WHAT THE EXERCISE ASKS – Copy the data that follows exactly. Include no pictures.

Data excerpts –
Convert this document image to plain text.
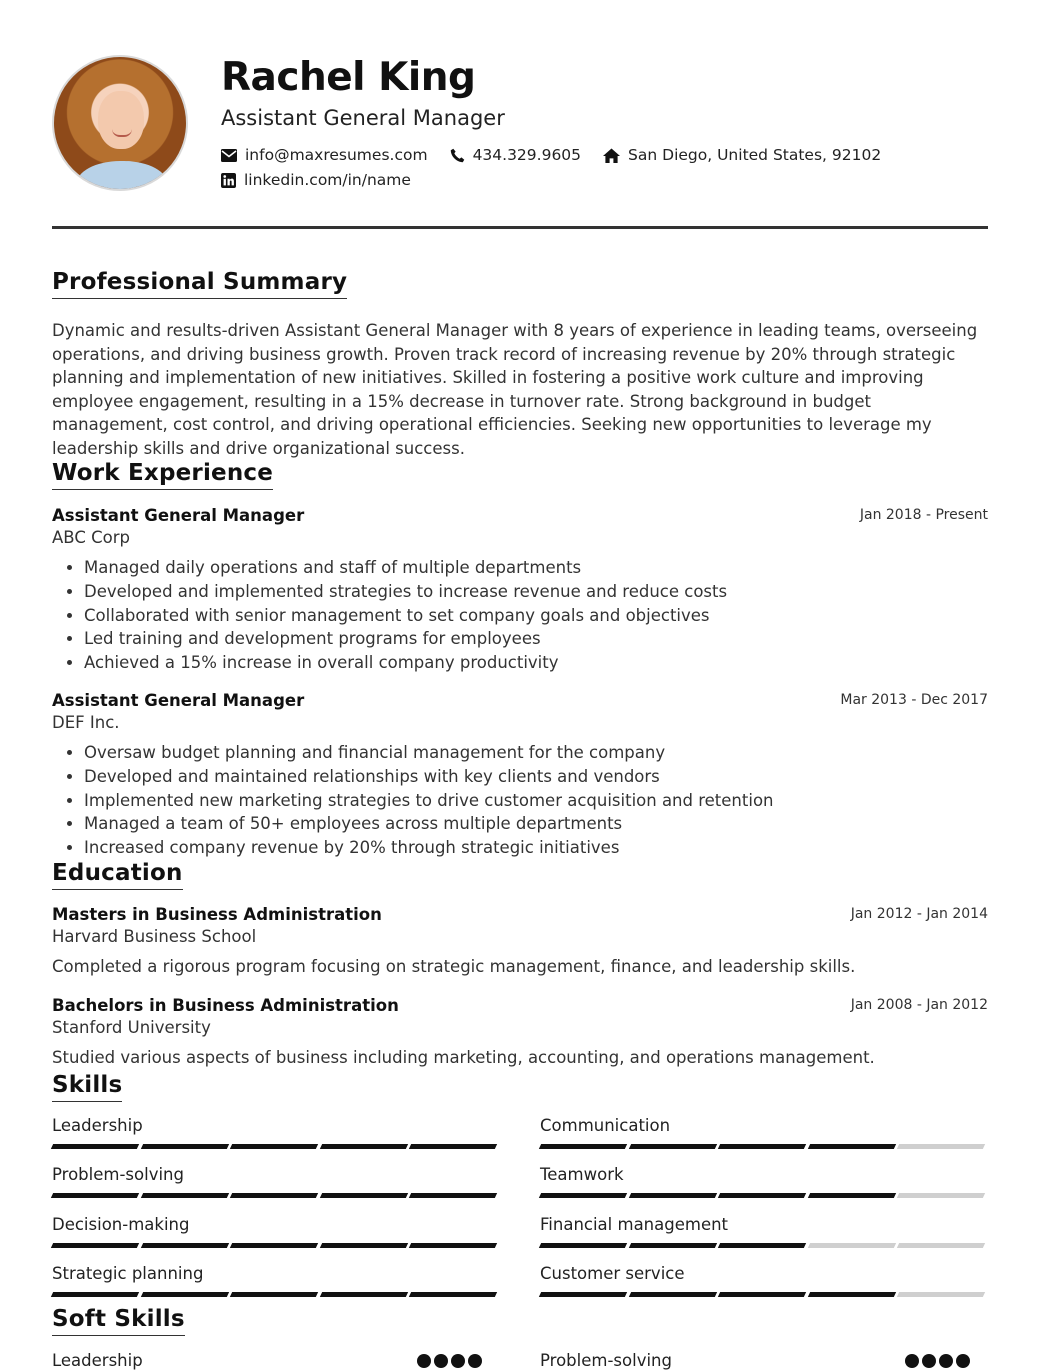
Rachel King
Assistant General Manager
info@maxresumes.com	434.329.9605	San Diego, United States, 92102
linkedin.com/in/name
Professional Summary
Dynamic and results-driven Assistant General Manager with 8 years of experience in leading teams, overseeing operations, and driving business growth. Proven track record of increasing revenue by 20% through strategic planning and implementation of new initiatives. Skilled in fostering a positive work culture and improving employee engagement, resulting in a 15% decrease in turnover rate. Strong background in budget management, cost control, and driving operational efficiencies. Seeking new opportunities to leverage my leadership skills and drive organizational success.
Work Experience
Assistant General Manager	Jan 2018 - Present
ABC Corp
• Managed daily operations and staff of multiple departments
• Developed and implemented strategies to increase revenue and reduce costs
• Collaborated with senior management to set company goals and objectives
• Led training and development programs for employees
• Achieved a 15% increase in overall company productivity
Assistant General Manager	Mar 2013 - Dec 2017
DEF Inc.
• Oversaw budget planning and financial management for the company
• Developed and maintained relationships with key clients and vendors
• Implemented new marketing strategies to drive customer acquisition and retention
• Managed a team of 50+ employees across multiple departments
• Increased company revenue by 20% through strategic initiatives
Education
Masters in Business Administration	Jan 2012 - Jan 2014
Harvard Business School
Completed a rigorous program focusing on strategic management, finance, and leadership skills.
Bachelors in Business Administration	Jan 2008 - Jan 2012
Stanford University
Studied various aspects of business including marketing, accounting, and operations management.
Skills
Leadership	Communication
Problem-solving	Teamwork
Decision-making	Financial management
Strategic planning	Customer service
Soft Skills
Leadership	Problem-solving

IN RESPONSE –
Convert this document image to plain text.
Rachel King
Assistant General Manager
info@maxresumes.com	434.329.9605	San Diego, United States, 92102
linkedin.com/in/name
Professional Summary
Dynamic and results-driven Assistant General Manager with 8 years of experience in leading teams, overseeing operations, and driving business growth. Proven track record of increasing revenue by 20% through strategic planning and implementation of new initiatives. Skilled in fostering a positive work culture and improving employee engagement, resulting in a 15% decrease in turnover rate. Strong background in budget management, cost control, and driving operational efficiencies. Seeking new opportunities to leverage my leadership skills and drive organizational success.
Work Experience
Assistant General Manager	Jan 2018 - Present
ABC Corp
• Managed daily operations and staff of multiple departments
• Developed and implemented strategies to increase revenue and reduce costs
• Collaborated with senior management to set company goals and objectives
• Led training and development programs for employees
• Achieved a 15% increase in overall company productivity
Assistant General Manager	Mar 2013 - Dec 2017
DEF Inc.
• Oversaw budget planning and financial management for the company
• Developed and maintained relationships with key clients and vendors
• Implemented new marketing strategies to drive customer acquisition and retention
• Managed a team of 50+ employees across multiple departments
• Increased company revenue by 20% through strategic initiatives
Education
Masters in Business Administration	Jan 2012 - Jan 2014
Harvard Business School
Completed a rigorous program focusing on strategic management, finance, and leadership skills.
Bachelors in Business Administration	Jan 2008 - Jan 2012
Stanford University
Studied various aspects of business including marketing, accounting, and operations management.
Skills
Leadership	Communication
Problem-solving	Teamwork
Decision-making	Financial management
Strategic planning	Customer service
Soft Skills
Leadership	Problem-solving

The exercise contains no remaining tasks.